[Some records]
^^^^
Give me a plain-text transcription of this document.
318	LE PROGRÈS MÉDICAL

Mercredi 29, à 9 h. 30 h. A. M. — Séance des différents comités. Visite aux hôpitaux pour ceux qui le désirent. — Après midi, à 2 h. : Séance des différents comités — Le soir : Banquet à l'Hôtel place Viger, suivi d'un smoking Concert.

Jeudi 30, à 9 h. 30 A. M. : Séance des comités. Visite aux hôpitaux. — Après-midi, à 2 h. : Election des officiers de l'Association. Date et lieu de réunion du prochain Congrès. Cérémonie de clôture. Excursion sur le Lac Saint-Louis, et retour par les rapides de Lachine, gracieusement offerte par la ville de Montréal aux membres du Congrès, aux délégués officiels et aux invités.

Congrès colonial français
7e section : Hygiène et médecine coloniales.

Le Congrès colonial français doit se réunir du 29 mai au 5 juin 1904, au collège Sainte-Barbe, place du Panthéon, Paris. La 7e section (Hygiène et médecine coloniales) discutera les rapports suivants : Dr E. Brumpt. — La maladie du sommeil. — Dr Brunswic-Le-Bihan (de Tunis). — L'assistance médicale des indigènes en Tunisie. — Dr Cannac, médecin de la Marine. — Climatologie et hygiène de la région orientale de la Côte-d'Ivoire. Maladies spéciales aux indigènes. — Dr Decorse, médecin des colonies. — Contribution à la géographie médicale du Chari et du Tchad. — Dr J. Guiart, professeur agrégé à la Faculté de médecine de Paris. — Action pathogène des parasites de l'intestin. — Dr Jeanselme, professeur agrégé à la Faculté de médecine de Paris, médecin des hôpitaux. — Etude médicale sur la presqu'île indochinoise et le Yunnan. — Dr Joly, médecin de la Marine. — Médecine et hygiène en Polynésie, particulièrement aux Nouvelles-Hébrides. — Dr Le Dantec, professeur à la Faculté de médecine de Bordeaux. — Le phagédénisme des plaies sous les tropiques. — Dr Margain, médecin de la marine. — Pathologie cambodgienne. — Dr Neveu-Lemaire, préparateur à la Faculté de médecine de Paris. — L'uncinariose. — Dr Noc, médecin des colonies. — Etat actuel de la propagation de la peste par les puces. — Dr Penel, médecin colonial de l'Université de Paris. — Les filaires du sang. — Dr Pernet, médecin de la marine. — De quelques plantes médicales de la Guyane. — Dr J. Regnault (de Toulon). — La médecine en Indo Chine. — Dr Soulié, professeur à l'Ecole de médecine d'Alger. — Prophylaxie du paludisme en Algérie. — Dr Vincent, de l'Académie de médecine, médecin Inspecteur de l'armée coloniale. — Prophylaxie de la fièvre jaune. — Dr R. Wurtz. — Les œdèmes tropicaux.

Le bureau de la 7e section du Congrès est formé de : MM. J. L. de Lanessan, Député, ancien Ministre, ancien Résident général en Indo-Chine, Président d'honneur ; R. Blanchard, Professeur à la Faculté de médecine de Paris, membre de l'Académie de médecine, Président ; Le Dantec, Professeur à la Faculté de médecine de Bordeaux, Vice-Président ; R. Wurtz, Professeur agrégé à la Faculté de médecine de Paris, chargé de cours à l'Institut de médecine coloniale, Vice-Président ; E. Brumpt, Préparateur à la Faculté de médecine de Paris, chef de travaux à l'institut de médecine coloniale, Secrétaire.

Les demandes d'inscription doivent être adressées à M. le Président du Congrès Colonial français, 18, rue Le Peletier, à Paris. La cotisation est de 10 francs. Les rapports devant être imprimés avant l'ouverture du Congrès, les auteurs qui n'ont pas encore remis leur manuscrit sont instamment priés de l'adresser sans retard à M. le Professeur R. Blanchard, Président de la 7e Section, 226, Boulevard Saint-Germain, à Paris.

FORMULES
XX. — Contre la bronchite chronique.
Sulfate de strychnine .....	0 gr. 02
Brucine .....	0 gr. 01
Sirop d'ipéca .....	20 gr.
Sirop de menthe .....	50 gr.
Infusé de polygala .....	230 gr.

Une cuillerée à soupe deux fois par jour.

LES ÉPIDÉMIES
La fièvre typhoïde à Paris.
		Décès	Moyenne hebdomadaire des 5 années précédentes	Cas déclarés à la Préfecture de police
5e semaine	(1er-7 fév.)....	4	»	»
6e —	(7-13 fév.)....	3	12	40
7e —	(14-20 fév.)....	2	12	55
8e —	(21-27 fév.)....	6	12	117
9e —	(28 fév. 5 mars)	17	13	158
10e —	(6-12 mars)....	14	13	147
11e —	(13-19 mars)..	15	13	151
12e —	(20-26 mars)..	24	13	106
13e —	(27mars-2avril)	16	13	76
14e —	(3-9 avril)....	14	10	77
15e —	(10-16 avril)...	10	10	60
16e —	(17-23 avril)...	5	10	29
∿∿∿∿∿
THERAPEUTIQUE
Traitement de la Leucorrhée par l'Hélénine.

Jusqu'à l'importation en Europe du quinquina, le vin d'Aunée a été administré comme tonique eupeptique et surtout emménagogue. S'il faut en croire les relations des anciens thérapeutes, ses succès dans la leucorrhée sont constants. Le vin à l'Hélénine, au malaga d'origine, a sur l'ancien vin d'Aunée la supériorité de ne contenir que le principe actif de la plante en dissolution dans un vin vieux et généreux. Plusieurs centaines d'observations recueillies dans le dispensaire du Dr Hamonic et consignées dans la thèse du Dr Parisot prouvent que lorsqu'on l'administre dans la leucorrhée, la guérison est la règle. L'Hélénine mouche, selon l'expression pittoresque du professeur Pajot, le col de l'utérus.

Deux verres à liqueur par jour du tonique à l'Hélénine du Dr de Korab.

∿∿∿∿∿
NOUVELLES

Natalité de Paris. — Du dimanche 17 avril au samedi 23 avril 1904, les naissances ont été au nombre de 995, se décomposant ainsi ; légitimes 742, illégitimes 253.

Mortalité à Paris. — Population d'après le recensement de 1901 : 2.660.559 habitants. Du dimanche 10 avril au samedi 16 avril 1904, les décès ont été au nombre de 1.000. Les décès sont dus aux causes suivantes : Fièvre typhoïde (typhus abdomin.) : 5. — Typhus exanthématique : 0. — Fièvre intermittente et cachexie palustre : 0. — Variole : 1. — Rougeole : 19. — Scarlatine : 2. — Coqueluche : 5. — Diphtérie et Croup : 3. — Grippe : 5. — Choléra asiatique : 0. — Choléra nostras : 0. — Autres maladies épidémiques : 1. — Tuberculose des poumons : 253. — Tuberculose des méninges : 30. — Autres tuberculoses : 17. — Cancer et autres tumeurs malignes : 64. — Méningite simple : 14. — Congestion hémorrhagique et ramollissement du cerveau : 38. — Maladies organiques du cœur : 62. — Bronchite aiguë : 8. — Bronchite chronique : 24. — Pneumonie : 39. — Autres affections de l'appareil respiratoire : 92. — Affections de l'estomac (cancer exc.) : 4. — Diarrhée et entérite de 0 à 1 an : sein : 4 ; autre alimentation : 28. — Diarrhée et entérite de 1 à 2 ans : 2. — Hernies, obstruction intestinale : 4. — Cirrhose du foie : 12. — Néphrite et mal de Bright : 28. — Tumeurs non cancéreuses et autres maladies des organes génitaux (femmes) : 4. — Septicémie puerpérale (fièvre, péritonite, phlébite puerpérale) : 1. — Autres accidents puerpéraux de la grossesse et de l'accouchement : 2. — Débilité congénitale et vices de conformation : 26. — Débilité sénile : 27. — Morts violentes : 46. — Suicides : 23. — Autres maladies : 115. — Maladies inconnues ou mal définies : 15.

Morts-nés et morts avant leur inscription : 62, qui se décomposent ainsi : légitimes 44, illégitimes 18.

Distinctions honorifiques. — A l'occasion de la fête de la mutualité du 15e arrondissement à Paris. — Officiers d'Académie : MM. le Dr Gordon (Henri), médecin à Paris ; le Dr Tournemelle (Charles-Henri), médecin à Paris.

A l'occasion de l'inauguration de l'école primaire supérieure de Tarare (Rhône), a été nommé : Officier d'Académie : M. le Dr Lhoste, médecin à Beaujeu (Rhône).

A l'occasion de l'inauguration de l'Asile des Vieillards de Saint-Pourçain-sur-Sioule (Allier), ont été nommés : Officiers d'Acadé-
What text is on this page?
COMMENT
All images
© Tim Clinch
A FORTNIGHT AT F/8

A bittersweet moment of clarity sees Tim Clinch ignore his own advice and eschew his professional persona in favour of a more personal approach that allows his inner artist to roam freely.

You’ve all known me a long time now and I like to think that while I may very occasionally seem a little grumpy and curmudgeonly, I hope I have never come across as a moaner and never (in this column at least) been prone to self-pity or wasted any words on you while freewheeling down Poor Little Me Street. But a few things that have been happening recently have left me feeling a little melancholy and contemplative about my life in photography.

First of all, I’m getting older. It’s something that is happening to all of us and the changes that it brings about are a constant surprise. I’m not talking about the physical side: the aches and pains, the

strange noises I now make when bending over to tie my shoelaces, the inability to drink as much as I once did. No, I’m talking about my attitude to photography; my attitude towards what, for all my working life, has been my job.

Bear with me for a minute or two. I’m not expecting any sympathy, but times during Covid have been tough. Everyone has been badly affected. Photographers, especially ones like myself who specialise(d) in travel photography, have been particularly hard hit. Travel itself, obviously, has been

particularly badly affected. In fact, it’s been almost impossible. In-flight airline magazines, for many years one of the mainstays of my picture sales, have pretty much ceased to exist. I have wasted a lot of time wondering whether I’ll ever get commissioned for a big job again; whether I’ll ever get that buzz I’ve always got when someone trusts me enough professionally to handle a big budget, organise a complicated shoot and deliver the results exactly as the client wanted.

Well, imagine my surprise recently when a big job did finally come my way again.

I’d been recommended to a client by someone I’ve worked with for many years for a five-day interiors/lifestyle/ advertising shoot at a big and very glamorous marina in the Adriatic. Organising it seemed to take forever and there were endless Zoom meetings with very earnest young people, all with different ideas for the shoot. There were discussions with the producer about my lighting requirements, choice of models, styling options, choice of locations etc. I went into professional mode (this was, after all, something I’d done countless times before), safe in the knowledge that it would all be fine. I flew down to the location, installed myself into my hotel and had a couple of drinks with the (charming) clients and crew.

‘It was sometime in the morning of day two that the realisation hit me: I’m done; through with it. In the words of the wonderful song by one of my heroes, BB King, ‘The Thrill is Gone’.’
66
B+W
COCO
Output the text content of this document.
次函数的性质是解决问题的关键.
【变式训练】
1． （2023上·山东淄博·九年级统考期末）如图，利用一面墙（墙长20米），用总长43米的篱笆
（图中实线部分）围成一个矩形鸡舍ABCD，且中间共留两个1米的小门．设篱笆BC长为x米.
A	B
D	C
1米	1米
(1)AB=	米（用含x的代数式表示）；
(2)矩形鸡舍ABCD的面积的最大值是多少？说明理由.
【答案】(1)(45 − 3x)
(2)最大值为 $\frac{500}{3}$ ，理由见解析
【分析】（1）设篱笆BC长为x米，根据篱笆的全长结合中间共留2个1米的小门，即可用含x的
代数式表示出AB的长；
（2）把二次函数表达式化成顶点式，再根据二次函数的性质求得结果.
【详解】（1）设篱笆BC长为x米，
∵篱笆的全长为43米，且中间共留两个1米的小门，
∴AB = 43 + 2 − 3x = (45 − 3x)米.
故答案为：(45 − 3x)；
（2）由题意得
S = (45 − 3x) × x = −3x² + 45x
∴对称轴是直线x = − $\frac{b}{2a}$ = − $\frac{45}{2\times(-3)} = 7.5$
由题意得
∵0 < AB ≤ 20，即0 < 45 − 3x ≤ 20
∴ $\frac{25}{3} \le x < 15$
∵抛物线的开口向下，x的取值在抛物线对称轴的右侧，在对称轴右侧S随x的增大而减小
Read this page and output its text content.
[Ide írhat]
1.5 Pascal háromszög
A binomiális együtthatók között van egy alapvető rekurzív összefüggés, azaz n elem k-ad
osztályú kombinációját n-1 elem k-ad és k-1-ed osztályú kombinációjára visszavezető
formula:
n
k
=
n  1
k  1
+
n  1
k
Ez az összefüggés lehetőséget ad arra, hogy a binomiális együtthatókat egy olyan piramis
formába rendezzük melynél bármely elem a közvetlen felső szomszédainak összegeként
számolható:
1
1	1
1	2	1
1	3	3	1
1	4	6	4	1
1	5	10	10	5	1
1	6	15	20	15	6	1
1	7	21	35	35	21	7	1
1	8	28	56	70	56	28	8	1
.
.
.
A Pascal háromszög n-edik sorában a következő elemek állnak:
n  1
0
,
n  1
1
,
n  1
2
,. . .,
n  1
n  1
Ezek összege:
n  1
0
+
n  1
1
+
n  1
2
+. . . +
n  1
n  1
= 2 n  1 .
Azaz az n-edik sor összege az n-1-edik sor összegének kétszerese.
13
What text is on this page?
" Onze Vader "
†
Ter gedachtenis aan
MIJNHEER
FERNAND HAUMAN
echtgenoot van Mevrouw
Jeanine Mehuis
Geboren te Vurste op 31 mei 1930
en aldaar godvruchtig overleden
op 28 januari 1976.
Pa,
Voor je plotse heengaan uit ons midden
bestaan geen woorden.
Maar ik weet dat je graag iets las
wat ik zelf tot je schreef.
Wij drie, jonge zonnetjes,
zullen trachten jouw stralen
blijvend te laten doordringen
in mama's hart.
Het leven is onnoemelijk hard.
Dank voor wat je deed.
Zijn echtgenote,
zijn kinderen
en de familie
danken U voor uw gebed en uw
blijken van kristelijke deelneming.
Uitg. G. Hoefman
^^^^
_PROBLEM DESCRIPTION_: Scan the entries above for the word "jour" and collect each line holding it.

_RESPONSE_:
Une cuillerée à soupe deux fois par jour.
Deux verres à liqueur par jour du tonique à l'Hélénine du Dr de Korab.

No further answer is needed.